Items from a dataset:
+-------+

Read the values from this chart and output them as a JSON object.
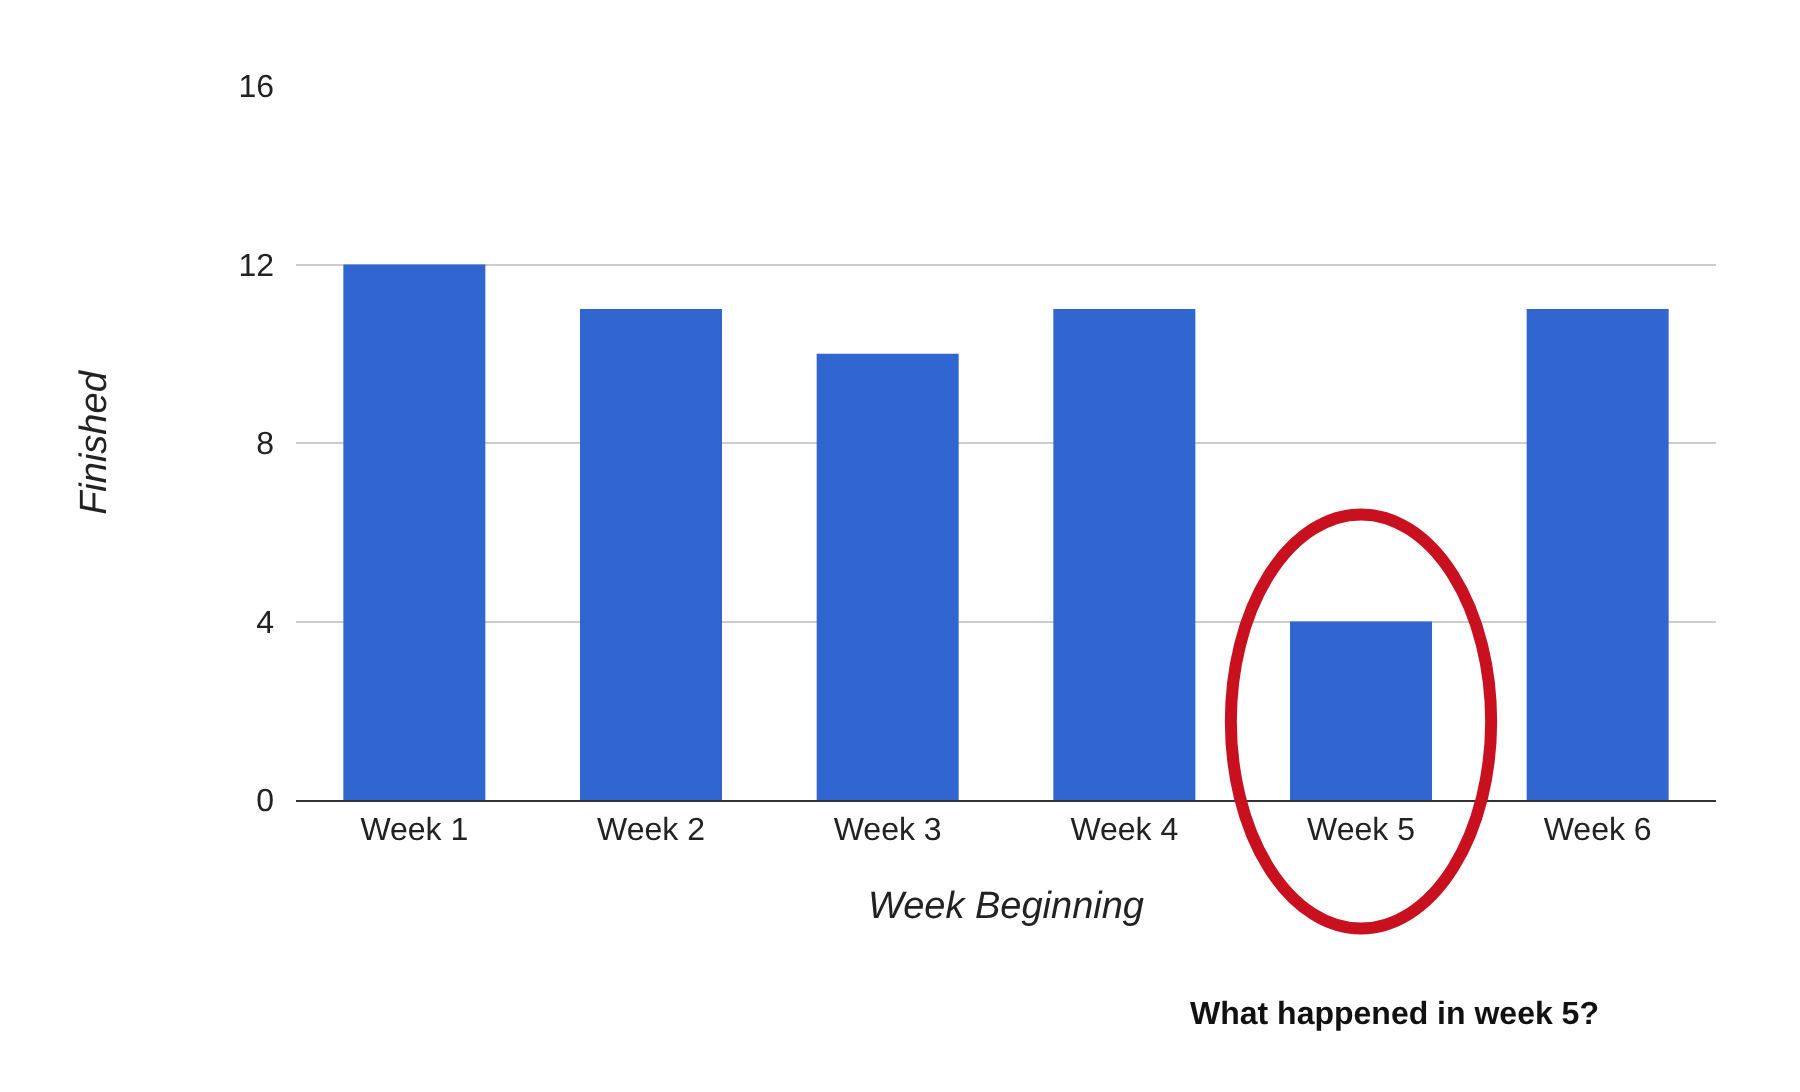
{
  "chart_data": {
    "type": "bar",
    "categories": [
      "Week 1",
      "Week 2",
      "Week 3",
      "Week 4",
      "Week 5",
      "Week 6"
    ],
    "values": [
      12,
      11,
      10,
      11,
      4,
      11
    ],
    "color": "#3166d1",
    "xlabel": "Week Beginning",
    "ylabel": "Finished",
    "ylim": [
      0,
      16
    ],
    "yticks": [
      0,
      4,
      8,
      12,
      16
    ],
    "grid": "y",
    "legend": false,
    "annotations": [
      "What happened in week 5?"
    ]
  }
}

+-------+

Task objective:
Copy out all the data without changing anything, and drop the pictures.

Finished exercise:
Read the values from this chart and output them as a JSON object.
{
  "chart_data": {
    "type": "bar",
    "categories": [
      "Week 1",
      "Week 2",
      "Week 3",
      "Week 4",
      "Week 5",
      "Week 6"
    ],
    "values": [
      12,
      11,
      10,
      11,
      4,
      11
    ],
    "color": "#3166d1",
    "xlabel": "Week Beginning",
    "ylabel": "Finished",
    "ylim": [
      0,
      16
    ],
    "yticks": [
      0,
      4,
      8,
      12,
      16
    ],
    "grid": "y",
    "legend": false,
    "annotations": [
      "What happened in week 5?"
    ]
  }
}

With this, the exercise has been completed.